_Data rows_
▼
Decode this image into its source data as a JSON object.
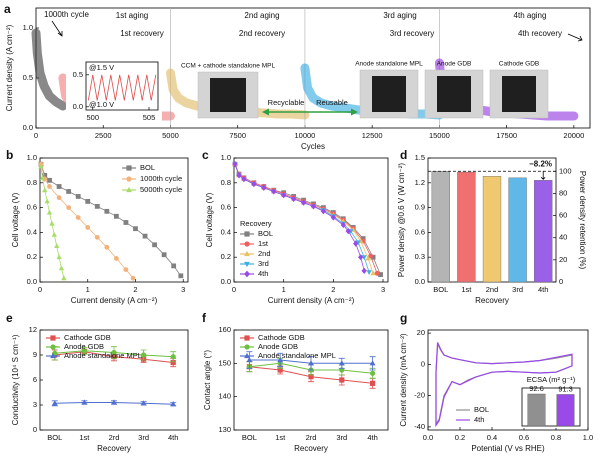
{
  "chart_data": [
    {
      "panel": "a",
      "type": "line",
      "xlabel": "Cycles",
      "ylabel": "Current density (A cm⁻²)",
      "xlim": [
        0,
        20600
      ],
      "xticks": [
        0,
        2500,
        5000,
        7500,
        10000,
        12500,
        15000,
        17500,
        20000
      ],
      "ylim": [
        0,
        1.2
      ],
      "yticks": [
        {
          "value": 0,
          "label": "0.0"
        },
        0.5,
        {
          "value": 1,
          "label": "1.0"
        }
      ],
      "series": [
        {
          "color": "#3a3a3a",
          "x": [
            0,
            50,
            150,
            300,
            500,
            750,
            1000
          ],
          "values": [
            0.95,
            0.75,
            0.55,
            0.42,
            0.32,
            0.26,
            0.22
          ]
        },
        {
          "color": "#f07878",
          "x": [
            1000,
            1100,
            1300,
            1600,
            2000,
            2500,
            3000,
            3500,
            4000,
            4500,
            5000
          ],
          "values": [
            0.5,
            0.32,
            0.24,
            0.2,
            0.17,
            0.15,
            0.14,
            0.13,
            0.13,
            0.12,
            0.12
          ]
        },
        {
          "color": "#e0b860",
          "x": [
            5000,
            5100,
            5300,
            5600,
            6000,
            6500,
            7000,
            7500,
            8000,
            8500,
            9000,
            9500,
            10000
          ],
          "values": [
            0.55,
            0.38,
            0.3,
            0.25,
            0.22,
            0.2,
            0.18,
            0.17,
            0.16,
            0.15,
            0.14,
            0.14,
            0.13
          ]
        },
        {
          "color": "#30a8e0",
          "x": [
            10000,
            10100,
            10300,
            10600,
            11000,
            11500,
            12000,
            12500,
            13000,
            13500,
            14000,
            14500,
            15000
          ],
          "values": [
            0.6,
            0.4,
            0.3,
            0.25,
            0.22,
            0.2,
            0.18,
            0.17,
            0.16,
            0.15,
            0.14,
            0.14,
            0.13
          ]
        },
        {
          "color": "#9030e0",
          "x": [
            15000,
            15100,
            15300,
            15600,
            16000,
            16500,
            17000,
            17500,
            18000,
            18500,
            19000,
            19500,
            20000
          ],
          "values": [
            0.65,
            0.38,
            0.28,
            0.23,
            0.2,
            0.18,
            0.16,
            0.15,
            0.14,
            0.13,
            0.12,
            0.12,
            0.12
          ]
        }
      ],
      "annotations": [
        {
          "text": "1000th cycle",
          "color": "#000000"
        },
        {
          "text": "1st aging",
          "color": "#e05a5a"
        },
        {
          "text": "1st recovery",
          "color": "#e05a5a"
        },
        {
          "text": "2nd aging",
          "color": "#c99a1e"
        },
        {
          "text": "2nd recovery",
          "color": "#c99a1e"
        },
        {
          "text": "3rd aging",
          "color": "#2a9ad8"
        },
        {
          "text": "3rd recovery",
          "color": "#2a9ad8"
        },
        {
          "text": "4th aging",
          "color": "#8a2be2"
        },
        {
          "text": "4th recovery",
          "color": "#8a2be2"
        }
      ],
      "inset": {
        "type": "line",
        "color": "#e04848",
        "xlim": [
          499.4,
          505.8
        ],
        "xticks": [
          500,
          505
        ],
        "ylim": [
          -0.05,
          0.7
        ],
        "yticks": [
          {
            "value": 0,
            "label": "0.0"
          },
          0.5
        ],
        "x": [
          499.6,
          500,
          500.4,
          500.8,
          501.2,
          501.6,
          502,
          502.4,
          502.8,
          503.2,
          503.6,
          504,
          504.4,
          504.8,
          505.2,
          505.6
        ],
        "values": [
          0.1,
          0.5,
          0.1,
          0.5,
          0.1,
          0.5,
          0.1,
          0.5,
          0.1,
          0.5,
          0.1,
          0.5,
          0.1,
          0.5,
          0.1,
          0.5
        ],
        "labels": [
          "@1.5 V",
          "@1.0 V"
        ]
      },
      "photos": [
        {
          "text": "CCM + cathode standalone MPL",
          "color": "#e02020"
        },
        {
          "text": "Anode standalone MPL",
          "color": "#2a6fb0"
        },
        {
          "text": "Anode GDB",
          "color": "#2a6fb0"
        },
        {
          "text": "Cathode GDB",
          "color": "#2a6fb0"
        }
      ],
      "arrow_labels": [
        "Recyclable",
        "Reusable"
      ],
      "arrow_color": "#30a040"
    },
    {
      "panel": "b",
      "type": "line",
      "xlabel": "Current density (A cm⁻²)",
      "ylabel": "Cell voltage (V)",
      "xlim": [
        0,
        3.1
      ],
      "xticks": [
        0,
        1,
        2,
        3
      ],
      "ylim": [
        0,
        1.0
      ],
      "yticks": [
        {
          "value": 0,
          "label": "0.0"
        },
        0.2,
        0.4,
        0.6,
        0.8,
        {
          "value": 1,
          "label": "1.0"
        }
      ],
      "legend": "upper right",
      "series": [
        {
          "name": "BOL",
          "color": "#808080",
          "marker": "square",
          "x": [
            0.02,
            0.1,
            0.2,
            0.4,
            0.6,
            0.8,
            1.0,
            1.2,
            1.4,
            1.6,
            1.8,
            2.0,
            2.2,
            2.4,
            2.6,
            2.8,
            2.95
          ],
          "values": [
            0.95,
            0.86,
            0.82,
            0.77,
            0.73,
            0.69,
            0.65,
            0.61,
            0.57,
            0.53,
            0.48,
            0.43,
            0.37,
            0.3,
            0.22,
            0.13,
            0.05
          ]
        },
        {
          "name": "1000th cycle",
          "color": "#f2b27c",
          "marker": "circle",
          "x": [
            0.02,
            0.1,
            0.2,
            0.4,
            0.6,
            0.8,
            1.0,
            1.2,
            1.4,
            1.6,
            1.8,
            1.95
          ],
          "values": [
            0.95,
            0.83,
            0.77,
            0.68,
            0.6,
            0.52,
            0.44,
            0.36,
            0.28,
            0.19,
            0.1,
            0.03
          ]
        },
        {
          "name": "5000th cycle",
          "color": "#a8dc68",
          "marker": "triangle",
          "x": [
            0.02,
            0.05,
            0.1,
            0.15,
            0.2,
            0.25,
            0.3,
            0.35,
            0.4,
            0.45,
            0.5
          ],
          "values": [
            0.93,
            0.84,
            0.74,
            0.65,
            0.56,
            0.47,
            0.38,
            0.29,
            0.2,
            0.11,
            0.03
          ]
        }
      ]
    },
    {
      "panel": "c",
      "type": "line",
      "xlabel": "Current density (A cm⁻²)",
      "ylabel": "Cell voltage (V)",
      "xlim": [
        0,
        3.1
      ],
      "xticks": [
        0,
        1,
        2,
        3
      ],
      "ylim": [
        0,
        1.0
      ],
      "yticks": [
        {
          "value": 0,
          "label": "0.0"
        },
        0.2,
        0.4,
        0.6,
        0.8,
        {
          "value": 1,
          "label": "1.0"
        }
      ],
      "legend": "lower left",
      "legend_title": "Recovery",
      "series": [
        {
          "name": "BOL",
          "color": "#808080",
          "marker": "square",
          "x": [
            0.02,
            0.1,
            0.2,
            0.4,
            0.6,
            0.8,
            1.0,
            1.2,
            1.4,
            1.6,
            1.8,
            2.0,
            2.2,
            2.4,
            2.6,
            2.8,
            2.95
          ],
          "values": [
            0.95,
            0.87,
            0.84,
            0.8,
            0.77,
            0.74,
            0.72,
            0.69,
            0.66,
            0.63,
            0.6,
            0.56,
            0.51,
            0.44,
            0.35,
            0.2,
            0.06
          ]
        },
        {
          "name": "1st",
          "color": "#f06060",
          "marker": "circle",
          "x": [
            0.02,
            0.1,
            0.2,
            0.4,
            0.6,
            0.8,
            1.0,
            1.2,
            1.4,
            1.6,
            1.8,
            2.0,
            2.2,
            2.4,
            2.6,
            2.75,
            2.88
          ],
          "values": [
            0.95,
            0.87,
            0.84,
            0.8,
            0.77,
            0.74,
            0.71,
            0.68,
            0.65,
            0.62,
            0.59,
            0.55,
            0.5,
            0.43,
            0.33,
            0.21,
            0.07
          ]
        },
        {
          "name": "2nd",
          "color": "#e8c060",
          "marker": "triangle",
          "x": [
            0.02,
            0.1,
            0.2,
            0.4,
            0.6,
            0.8,
            1.0,
            1.2,
            1.4,
            1.6,
            1.8,
            2.0,
            2.2,
            2.4,
            2.55,
            2.7,
            2.8
          ],
          "values": [
            0.95,
            0.86,
            0.83,
            0.79,
            0.76,
            0.73,
            0.7,
            0.67,
            0.64,
            0.61,
            0.58,
            0.54,
            0.49,
            0.42,
            0.33,
            0.19,
            0.07
          ]
        },
        {
          "name": "3rd",
          "color": "#40b0e0",
          "marker": "triangle-down",
          "x": [
            0.02,
            0.1,
            0.2,
            0.4,
            0.6,
            0.8,
            1.0,
            1.2,
            1.4,
            1.6,
            1.8,
            2.0,
            2.2,
            2.35,
            2.5,
            2.62,
            2.72
          ],
          "values": [
            0.95,
            0.86,
            0.83,
            0.79,
            0.76,
            0.73,
            0.7,
            0.67,
            0.64,
            0.61,
            0.58,
            0.53,
            0.47,
            0.41,
            0.32,
            0.2,
            0.08
          ]
        },
        {
          "name": "4th",
          "color": "#9a4ae8",
          "marker": "diamond",
          "x": [
            0.02,
            0.1,
            0.2,
            0.4,
            0.6,
            0.8,
            1.0,
            1.2,
            1.4,
            1.6,
            1.8,
            2.0,
            2.2,
            2.3,
            2.45,
            2.55,
            2.62
          ],
          "values": [
            0.95,
            0.86,
            0.83,
            0.79,
            0.76,
            0.73,
            0.7,
            0.67,
            0.64,
            0.61,
            0.57,
            0.52,
            0.46,
            0.41,
            0.31,
            0.2,
            0.09
          ]
        }
      ]
    },
    {
      "panel": "d",
      "type": "bar",
      "xlabel": "Recovery",
      "ylabel": "Power density @0.6 V (W cm⁻²)",
      "y2label": "Power density retention (%)",
      "categories": [
        "BOL",
        "1st",
        "2nd",
        "3rd",
        "4th"
      ],
      "values": [
        1.34,
        1.33,
        1.28,
        1.26,
        1.23
      ],
      "colors": [
        "#b4b4b4",
        "#f07070",
        "#f0c870",
        "#60b8e8",
        "#9a60e8"
      ],
      "ylim": [
        0,
        1.5
      ],
      "yticks": [
        {
          "value": 0,
          "label": "0.0"
        },
        0.3,
        0.6,
        0.9,
        1.2,
        1.5
      ],
      "y2lim": [
        0,
        112
      ],
      "y2ticks": [
        0,
        20,
        40,
        60,
        80,
        100
      ],
      "annotation": "−8.2%"
    },
    {
      "panel": "e",
      "type": "line",
      "xlabel": "Recovery",
      "ylabel": "Conductivity (10⁴ S cm⁻¹)",
      "categories": [
        "BOL",
        "1st",
        "2rd",
        "3rd",
        "4th"
      ],
      "ylim": [
        0,
        12
      ],
      "yticks": [
        0,
        3,
        6,
        9,
        12
      ],
      "legend": "upper left",
      "series": [
        {
          "name": "Cathode GDB",
          "color": "#e05050",
          "marker": "square",
          "values": [
            9.0,
            9.4,
            8.8,
            8.5,
            8.1
          ],
          "errors": [
            0.6,
            0.3,
            0.5,
            0.4,
            0.5
          ]
        },
        {
          "name": "Anode GDB",
          "color": "#6cc040",
          "marker": "circle",
          "values": [
            9.2,
            9.5,
            9.3,
            9.0,
            8.8
          ],
          "errors": [
            0.8,
            0.4,
            0.7,
            0.6,
            0.6
          ]
        },
        {
          "name": "Anode standalone MPL",
          "color": "#5070d0",
          "marker": "triangle",
          "values": [
            3.2,
            3.3,
            3.3,
            3.2,
            3.1
          ],
          "errors": [
            0.3,
            0.2,
            0.2,
            0.2,
            0.2
          ]
        }
      ]
    },
    {
      "panel": "f",
      "type": "line",
      "xlabel": "Recovery",
      "ylabel": "Contact angle (°)",
      "categories": [
        "BOL",
        "1st",
        "2rd",
        "3rd",
        "4th"
      ],
      "ylim": [
        130,
        160
      ],
      "yticks": [
        130,
        140,
        150,
        160
      ],
      "legend": "upper left",
      "series": [
        {
          "name": "Cathode GDB",
          "color": "#e05050",
          "marker": "square",
          "values": [
            149,
            148,
            146,
            145,
            144
          ],
          "errors": [
            1.5,
            1.2,
            1.5,
            1.5,
            1.5
          ]
        },
        {
          "name": "Anode GDB",
          "color": "#6cc040",
          "marker": "circle",
          "values": [
            149,
            150,
            148,
            148,
            147
          ],
          "errors": [
            1.5,
            1.5,
            1.5,
            1.5,
            1.5
          ]
        },
        {
          "name": "Anode standalone MPL",
          "color": "#5070d0",
          "marker": "triangle",
          "values": [
            151,
            151,
            150,
            150,
            150
          ],
          "errors": [
            2.5,
            2,
            2,
            1.5,
            2
          ]
        }
      ]
    },
    {
      "panel": "g",
      "type": "line",
      "xlabel": "Potential (V vs RHE)",
      "ylabel": "Current density (mA cm⁻²)",
      "xlim": [
        0,
        1.0
      ],
      "xticks": [
        {
          "value": 0,
          "label": "0.0"
        },
        0.2,
        0.4,
        0.6,
        0.8,
        {
          "value": 1,
          "label": "1.0"
        }
      ],
      "ylim": [
        -42,
        22
      ],
      "yticks": [
        -40,
        -20,
        0,
        20
      ],
      "legend": "lower left",
      "series": [
        {
          "name": "BOL",
          "color": "#909090",
          "x": [
            0.05,
            0.06,
            0.08,
            0.1,
            0.15,
            0.2,
            0.3,
            0.4,
            0.5,
            0.6,
            0.7,
            0.8,
            0.9,
            0.9,
            0.85,
            0.8,
            0.7,
            0.6,
            0.5,
            0.4,
            0.3,
            0.25,
            0.2,
            0.15,
            0.1,
            0.07,
            0.05,
            0.05
          ],
          "values": [
            -5,
            13,
            9,
            6,
            4,
            3,
            1,
            0.5,
            1,
            1.5,
            2.5,
            4,
            6,
            -1,
            -3,
            -5,
            -5.5,
            -5,
            -4.5,
            -5,
            -8,
            -10,
            -13,
            -11,
            -20,
            -35,
            -38,
            -5
          ]
        },
        {
          "name": "4th",
          "color": "#9a4ae8",
          "x": [
            0.05,
            0.06,
            0.08,
            0.1,
            0.15,
            0.2,
            0.3,
            0.4,
            0.5,
            0.6,
            0.7,
            0.8,
            0.9,
            0.9,
            0.85,
            0.8,
            0.7,
            0.6,
            0.5,
            0.4,
            0.3,
            0.25,
            0.2,
            0.15,
            0.1,
            0.07,
            0.05,
            0.05
          ],
          "values": [
            -5,
            14,
            9.5,
            6,
            4,
            3,
            1,
            0.5,
            1,
            1.5,
            2.5,
            4.5,
            6.5,
            -1,
            -3,
            -5,
            -5.5,
            -5,
            -4.5,
            -5,
            -8,
            -10.5,
            -13,
            -11,
            -21,
            -36,
            -39,
            -5
          ]
        }
      ],
      "inset": {
        "type": "bar",
        "title": "ECSA (m² g⁻¹)",
        "values": [
          92.6,
          91.3
        ],
        "colors": [
          "#909090",
          "#9a4ae8"
        ],
        "ylim": [
          0,
          110
        ]
      }
    }
  ]
}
▲
_What to produce_
In the material above, find each line that contains the word "Power", and select it.

_Written response_
      "ylabel": "Power density @0.6 V (W cm⁻²)",
      "y2label": "Power density retention (%)",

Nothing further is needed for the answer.